SET PROBLEM:
Reproduce verbatim the lines of the data from the line containing "hexagon-shape[interactable]: [247, 115, 271, 137]" up to and including the line containing "ruler-top-label: 5: [232, 50, 236, 56]".

THE INPUT:
========================
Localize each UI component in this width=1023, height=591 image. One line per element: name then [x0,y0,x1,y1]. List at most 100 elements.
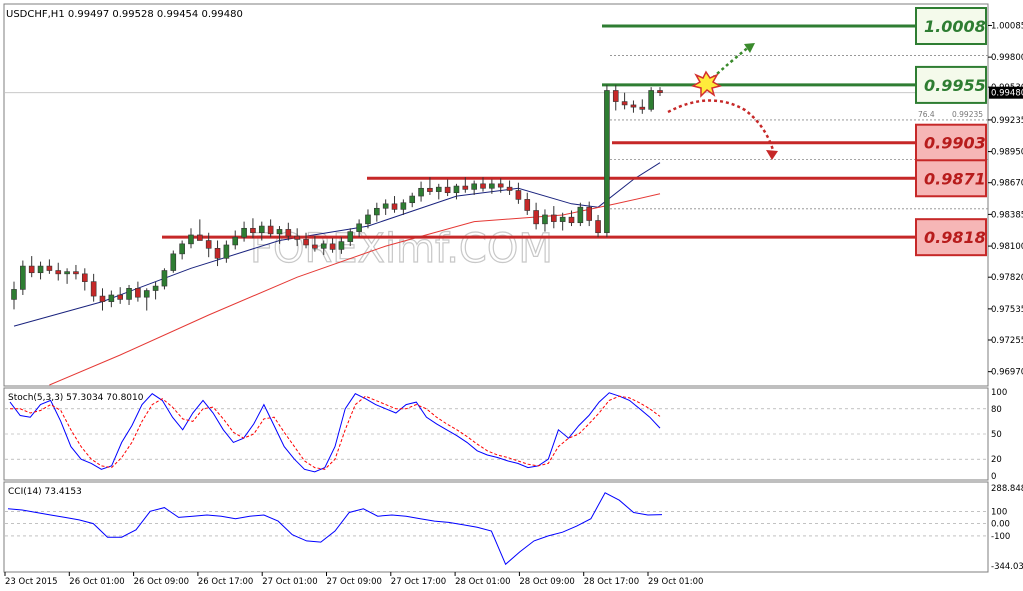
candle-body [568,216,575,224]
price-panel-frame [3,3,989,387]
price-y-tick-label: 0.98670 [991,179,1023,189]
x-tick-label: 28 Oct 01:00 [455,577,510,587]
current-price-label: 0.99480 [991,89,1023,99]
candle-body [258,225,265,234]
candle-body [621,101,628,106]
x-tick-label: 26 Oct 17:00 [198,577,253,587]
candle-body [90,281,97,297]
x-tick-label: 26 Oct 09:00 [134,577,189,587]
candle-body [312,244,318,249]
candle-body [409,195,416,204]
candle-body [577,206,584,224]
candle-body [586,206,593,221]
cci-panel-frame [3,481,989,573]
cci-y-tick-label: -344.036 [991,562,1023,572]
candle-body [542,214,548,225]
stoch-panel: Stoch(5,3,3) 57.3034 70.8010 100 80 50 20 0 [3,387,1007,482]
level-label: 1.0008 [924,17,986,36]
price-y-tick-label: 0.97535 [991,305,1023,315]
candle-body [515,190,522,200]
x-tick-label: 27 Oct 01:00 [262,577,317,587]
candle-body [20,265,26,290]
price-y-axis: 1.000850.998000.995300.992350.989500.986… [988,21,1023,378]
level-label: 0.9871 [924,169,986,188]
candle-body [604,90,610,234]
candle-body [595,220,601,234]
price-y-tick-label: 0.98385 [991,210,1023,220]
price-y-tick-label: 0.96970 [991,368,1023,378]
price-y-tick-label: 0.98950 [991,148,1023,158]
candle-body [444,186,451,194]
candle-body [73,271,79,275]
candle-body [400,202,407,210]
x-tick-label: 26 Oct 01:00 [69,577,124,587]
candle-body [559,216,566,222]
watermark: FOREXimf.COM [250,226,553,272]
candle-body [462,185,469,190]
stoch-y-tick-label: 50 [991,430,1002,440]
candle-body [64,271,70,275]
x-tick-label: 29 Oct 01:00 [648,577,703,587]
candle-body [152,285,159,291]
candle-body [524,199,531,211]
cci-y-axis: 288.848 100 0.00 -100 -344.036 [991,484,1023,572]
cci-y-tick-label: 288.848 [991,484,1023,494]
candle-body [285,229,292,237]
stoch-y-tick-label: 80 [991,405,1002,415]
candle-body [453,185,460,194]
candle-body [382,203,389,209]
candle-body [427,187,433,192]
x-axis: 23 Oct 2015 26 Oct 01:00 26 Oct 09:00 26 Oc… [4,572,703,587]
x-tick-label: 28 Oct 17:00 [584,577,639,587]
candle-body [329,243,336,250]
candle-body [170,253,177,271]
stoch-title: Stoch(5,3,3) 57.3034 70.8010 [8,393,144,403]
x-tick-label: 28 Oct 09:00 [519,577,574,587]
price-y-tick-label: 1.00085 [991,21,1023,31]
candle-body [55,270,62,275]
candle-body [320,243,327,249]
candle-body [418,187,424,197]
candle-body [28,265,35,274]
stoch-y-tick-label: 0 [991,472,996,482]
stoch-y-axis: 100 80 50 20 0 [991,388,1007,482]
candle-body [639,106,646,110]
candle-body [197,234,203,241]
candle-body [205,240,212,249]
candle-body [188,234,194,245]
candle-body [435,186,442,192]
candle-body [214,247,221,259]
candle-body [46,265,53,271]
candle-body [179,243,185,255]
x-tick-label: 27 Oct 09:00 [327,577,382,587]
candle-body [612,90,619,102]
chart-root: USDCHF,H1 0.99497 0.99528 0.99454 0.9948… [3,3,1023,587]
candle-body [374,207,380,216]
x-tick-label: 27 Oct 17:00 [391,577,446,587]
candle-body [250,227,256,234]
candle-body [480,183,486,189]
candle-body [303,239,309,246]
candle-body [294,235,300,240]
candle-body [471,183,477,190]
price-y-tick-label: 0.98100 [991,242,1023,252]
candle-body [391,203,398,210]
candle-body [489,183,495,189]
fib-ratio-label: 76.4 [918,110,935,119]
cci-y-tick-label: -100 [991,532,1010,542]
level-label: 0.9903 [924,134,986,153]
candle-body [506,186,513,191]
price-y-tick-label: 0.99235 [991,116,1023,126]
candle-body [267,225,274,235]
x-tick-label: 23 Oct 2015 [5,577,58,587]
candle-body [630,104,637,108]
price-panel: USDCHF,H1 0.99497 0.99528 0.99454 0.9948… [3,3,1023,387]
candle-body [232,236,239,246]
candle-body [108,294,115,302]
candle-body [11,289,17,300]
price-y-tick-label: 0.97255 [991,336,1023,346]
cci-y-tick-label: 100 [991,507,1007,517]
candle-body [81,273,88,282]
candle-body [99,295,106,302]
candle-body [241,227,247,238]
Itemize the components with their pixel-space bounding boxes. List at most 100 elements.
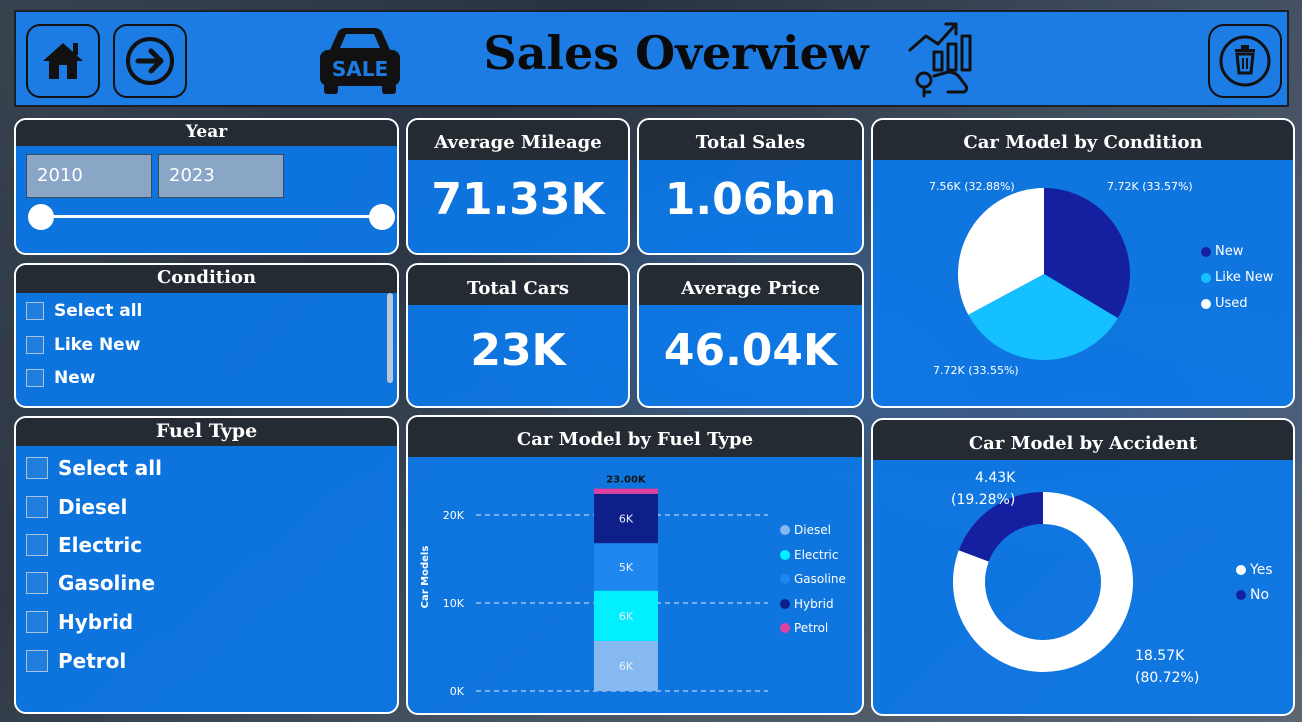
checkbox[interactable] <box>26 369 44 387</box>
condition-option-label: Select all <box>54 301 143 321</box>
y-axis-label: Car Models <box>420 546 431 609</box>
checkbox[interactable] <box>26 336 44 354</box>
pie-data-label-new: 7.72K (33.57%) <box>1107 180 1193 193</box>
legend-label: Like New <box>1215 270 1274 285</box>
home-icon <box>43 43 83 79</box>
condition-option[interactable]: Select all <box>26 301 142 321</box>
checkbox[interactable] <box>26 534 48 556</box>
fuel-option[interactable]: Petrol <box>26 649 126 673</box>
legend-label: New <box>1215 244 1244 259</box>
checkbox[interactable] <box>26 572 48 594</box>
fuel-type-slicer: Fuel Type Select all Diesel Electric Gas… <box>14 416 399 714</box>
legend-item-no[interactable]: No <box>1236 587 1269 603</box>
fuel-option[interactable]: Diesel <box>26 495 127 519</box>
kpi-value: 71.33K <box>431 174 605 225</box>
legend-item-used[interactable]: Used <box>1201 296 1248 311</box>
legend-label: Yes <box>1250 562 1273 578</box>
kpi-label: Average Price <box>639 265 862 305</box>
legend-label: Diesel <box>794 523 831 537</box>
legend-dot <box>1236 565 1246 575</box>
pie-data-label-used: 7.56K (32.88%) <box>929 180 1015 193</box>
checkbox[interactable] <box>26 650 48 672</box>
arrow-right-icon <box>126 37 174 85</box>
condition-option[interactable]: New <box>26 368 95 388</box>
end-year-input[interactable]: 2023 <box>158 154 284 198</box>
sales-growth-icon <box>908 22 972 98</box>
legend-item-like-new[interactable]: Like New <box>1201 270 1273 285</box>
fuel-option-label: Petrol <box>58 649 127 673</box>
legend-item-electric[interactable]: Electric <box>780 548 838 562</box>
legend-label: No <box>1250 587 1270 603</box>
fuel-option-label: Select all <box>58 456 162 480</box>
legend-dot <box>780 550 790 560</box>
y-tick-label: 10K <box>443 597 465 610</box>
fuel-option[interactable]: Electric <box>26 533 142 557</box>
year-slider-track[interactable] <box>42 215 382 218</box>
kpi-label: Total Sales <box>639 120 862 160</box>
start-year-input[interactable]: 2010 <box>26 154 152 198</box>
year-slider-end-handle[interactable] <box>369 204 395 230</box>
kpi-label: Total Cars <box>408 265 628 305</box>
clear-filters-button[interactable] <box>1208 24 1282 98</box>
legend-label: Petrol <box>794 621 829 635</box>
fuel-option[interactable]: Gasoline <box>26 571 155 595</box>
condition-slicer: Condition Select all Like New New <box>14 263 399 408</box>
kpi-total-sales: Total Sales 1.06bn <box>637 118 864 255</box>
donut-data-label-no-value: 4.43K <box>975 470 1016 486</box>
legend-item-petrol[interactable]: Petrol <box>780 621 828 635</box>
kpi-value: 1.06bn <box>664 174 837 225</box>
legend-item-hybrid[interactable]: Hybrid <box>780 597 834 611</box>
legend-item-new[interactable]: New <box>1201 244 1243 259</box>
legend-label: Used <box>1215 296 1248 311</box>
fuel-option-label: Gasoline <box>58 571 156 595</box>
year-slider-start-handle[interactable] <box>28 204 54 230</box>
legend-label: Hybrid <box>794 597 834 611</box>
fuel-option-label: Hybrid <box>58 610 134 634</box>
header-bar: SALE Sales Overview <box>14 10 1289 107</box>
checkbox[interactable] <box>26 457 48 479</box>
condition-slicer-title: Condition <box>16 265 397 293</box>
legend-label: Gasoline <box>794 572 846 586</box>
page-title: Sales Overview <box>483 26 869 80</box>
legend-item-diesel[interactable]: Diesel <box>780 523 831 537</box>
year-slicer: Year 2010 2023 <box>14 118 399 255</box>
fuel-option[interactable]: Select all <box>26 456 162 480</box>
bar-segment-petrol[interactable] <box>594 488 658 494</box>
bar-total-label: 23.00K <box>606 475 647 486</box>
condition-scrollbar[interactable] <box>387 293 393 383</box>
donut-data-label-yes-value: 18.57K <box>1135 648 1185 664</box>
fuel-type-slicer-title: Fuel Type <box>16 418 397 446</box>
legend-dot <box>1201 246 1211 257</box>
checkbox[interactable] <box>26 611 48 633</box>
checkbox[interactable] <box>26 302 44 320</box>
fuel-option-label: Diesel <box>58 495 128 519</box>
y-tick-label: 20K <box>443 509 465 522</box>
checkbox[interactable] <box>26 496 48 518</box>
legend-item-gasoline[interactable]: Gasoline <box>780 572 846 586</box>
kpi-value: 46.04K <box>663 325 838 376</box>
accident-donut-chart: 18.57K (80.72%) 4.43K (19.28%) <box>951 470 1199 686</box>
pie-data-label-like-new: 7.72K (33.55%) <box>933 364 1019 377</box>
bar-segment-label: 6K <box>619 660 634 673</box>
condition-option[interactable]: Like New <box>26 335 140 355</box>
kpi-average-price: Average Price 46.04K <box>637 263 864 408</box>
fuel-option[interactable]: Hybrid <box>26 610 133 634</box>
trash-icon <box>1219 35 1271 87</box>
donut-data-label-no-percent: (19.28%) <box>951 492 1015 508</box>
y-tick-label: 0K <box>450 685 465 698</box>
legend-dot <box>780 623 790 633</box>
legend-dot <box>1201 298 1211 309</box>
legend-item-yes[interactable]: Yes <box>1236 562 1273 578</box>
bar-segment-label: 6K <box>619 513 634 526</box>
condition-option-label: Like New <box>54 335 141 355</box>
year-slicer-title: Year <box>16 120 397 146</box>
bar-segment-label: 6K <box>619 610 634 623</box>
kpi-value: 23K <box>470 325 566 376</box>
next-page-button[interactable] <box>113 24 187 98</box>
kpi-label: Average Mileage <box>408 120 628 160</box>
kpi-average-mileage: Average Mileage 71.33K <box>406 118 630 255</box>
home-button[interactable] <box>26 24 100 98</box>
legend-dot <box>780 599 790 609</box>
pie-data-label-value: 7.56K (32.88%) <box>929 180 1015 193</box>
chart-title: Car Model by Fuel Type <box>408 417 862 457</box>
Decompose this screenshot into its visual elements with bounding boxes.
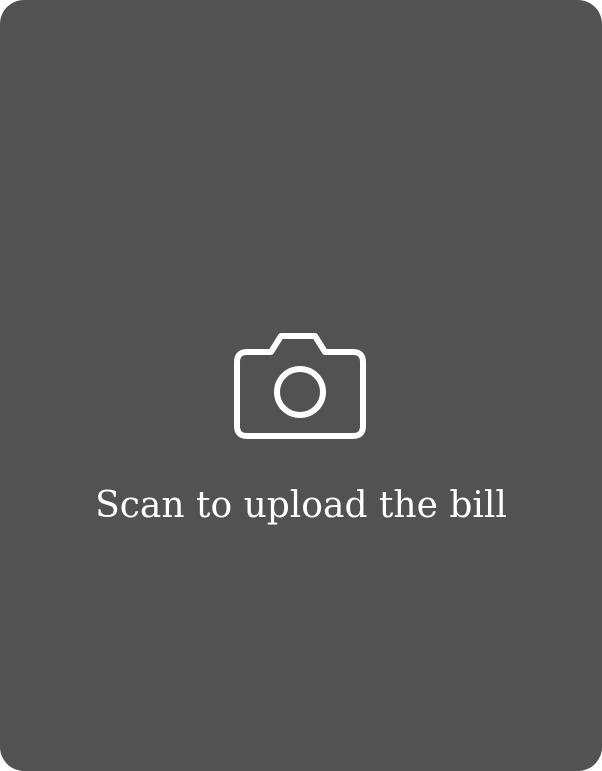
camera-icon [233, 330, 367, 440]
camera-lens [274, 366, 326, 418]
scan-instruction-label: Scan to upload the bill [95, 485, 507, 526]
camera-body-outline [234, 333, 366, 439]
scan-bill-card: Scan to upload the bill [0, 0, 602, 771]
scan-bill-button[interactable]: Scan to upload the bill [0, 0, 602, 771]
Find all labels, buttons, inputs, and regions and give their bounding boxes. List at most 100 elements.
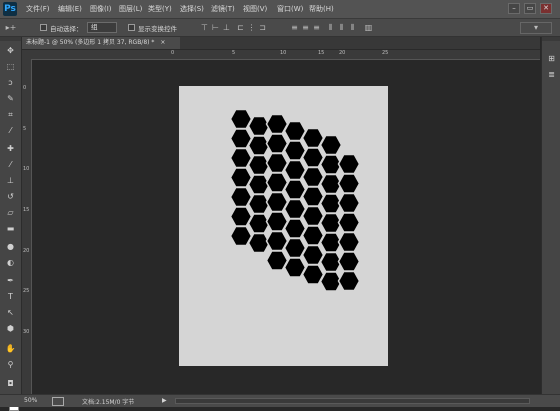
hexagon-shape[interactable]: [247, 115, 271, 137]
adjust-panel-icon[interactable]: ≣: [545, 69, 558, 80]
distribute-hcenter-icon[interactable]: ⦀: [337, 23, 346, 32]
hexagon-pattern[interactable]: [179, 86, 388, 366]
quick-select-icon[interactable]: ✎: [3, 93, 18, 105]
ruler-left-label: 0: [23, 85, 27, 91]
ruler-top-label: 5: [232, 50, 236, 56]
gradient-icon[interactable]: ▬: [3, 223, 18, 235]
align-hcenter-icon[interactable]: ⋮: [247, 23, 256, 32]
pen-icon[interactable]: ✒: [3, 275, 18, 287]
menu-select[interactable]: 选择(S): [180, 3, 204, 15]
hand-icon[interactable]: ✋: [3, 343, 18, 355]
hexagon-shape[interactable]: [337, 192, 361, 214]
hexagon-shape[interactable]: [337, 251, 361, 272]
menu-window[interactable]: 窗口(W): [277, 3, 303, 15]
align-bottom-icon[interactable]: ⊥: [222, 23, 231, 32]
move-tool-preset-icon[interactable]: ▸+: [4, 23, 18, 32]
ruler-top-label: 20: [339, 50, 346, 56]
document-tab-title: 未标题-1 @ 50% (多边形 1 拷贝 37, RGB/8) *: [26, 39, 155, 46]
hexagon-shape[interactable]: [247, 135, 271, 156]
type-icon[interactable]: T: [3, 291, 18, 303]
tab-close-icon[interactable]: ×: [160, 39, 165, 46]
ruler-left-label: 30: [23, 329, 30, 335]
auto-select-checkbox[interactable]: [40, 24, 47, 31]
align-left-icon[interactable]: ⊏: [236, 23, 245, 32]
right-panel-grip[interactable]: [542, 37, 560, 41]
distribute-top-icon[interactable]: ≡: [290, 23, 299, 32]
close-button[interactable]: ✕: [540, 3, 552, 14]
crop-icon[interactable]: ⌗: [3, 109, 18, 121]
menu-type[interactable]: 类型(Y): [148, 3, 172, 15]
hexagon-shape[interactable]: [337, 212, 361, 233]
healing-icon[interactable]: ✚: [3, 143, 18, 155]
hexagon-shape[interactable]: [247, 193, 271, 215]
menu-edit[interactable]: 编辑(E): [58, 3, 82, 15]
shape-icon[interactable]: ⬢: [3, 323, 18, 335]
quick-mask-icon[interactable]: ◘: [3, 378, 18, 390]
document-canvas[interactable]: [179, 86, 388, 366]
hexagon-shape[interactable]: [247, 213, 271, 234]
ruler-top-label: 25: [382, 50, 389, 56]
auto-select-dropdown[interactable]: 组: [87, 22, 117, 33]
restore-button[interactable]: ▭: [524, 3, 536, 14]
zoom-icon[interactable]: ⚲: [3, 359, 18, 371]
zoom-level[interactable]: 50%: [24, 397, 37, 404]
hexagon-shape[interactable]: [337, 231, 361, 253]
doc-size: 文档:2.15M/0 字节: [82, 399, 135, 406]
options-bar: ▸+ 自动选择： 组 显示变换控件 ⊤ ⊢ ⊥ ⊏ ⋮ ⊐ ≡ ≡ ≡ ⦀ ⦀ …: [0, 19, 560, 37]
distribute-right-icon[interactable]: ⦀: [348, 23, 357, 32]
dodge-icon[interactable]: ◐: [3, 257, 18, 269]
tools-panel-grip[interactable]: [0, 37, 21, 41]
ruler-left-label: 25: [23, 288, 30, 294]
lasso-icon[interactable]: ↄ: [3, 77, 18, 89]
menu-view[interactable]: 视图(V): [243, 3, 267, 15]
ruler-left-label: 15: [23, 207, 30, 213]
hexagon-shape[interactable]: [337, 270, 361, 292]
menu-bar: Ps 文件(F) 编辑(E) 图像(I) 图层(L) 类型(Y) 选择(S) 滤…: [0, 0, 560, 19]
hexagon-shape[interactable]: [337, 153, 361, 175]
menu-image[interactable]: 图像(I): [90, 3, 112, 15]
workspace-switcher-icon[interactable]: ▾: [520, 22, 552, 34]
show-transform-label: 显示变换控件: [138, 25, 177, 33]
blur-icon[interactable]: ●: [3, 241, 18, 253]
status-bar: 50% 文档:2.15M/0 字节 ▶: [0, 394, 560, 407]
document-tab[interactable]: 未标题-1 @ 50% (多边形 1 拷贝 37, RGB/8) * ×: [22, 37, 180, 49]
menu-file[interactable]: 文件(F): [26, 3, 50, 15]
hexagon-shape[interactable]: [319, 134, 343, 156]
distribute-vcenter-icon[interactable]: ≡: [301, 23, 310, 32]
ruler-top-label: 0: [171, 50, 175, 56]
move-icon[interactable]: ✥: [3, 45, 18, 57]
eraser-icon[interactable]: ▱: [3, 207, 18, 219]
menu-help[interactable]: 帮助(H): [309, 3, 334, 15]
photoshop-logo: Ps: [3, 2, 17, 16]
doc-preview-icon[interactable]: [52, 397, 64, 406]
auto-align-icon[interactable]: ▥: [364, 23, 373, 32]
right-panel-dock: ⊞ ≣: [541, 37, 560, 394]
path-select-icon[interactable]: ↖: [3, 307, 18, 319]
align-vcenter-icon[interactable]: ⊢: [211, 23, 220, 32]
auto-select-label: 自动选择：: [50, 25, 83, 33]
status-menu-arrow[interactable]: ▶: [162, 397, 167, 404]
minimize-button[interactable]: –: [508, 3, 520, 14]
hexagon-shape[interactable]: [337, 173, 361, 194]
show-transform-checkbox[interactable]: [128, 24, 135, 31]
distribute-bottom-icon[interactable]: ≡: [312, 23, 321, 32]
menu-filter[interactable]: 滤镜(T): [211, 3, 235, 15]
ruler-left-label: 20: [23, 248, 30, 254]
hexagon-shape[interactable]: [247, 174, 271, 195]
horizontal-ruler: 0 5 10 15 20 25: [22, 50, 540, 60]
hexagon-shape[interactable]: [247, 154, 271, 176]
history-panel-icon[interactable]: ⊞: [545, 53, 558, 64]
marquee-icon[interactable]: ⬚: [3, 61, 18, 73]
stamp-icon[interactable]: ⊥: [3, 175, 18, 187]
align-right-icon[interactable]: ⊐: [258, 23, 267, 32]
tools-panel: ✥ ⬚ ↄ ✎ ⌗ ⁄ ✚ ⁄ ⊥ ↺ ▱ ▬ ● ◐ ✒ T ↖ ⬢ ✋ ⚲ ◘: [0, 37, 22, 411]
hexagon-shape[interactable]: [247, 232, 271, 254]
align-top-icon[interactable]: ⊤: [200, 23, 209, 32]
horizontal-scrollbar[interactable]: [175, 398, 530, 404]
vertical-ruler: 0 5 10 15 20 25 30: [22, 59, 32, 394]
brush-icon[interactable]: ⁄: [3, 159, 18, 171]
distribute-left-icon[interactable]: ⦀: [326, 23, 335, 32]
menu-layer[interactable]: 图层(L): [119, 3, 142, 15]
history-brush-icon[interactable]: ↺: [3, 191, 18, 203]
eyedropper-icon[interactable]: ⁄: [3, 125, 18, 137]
========================
RESPONSE TO THIS TASK:
hexagon-shape[interactable]: [247, 115, 271, 137]
adjust-panel-icon[interactable]: ≣: [545, 69, 558, 80]
distribute-hcenter-icon[interactable]: ⦀: [337, 23, 346, 32]
hexagon-pattern[interactable]: [179, 86, 388, 366]
quick-select-icon[interactable]: ✎: [3, 93, 18, 105]
ruler-left-label: 0: [23, 85, 27, 91]
ruler-top-label: 5: [232, 50, 236, 56]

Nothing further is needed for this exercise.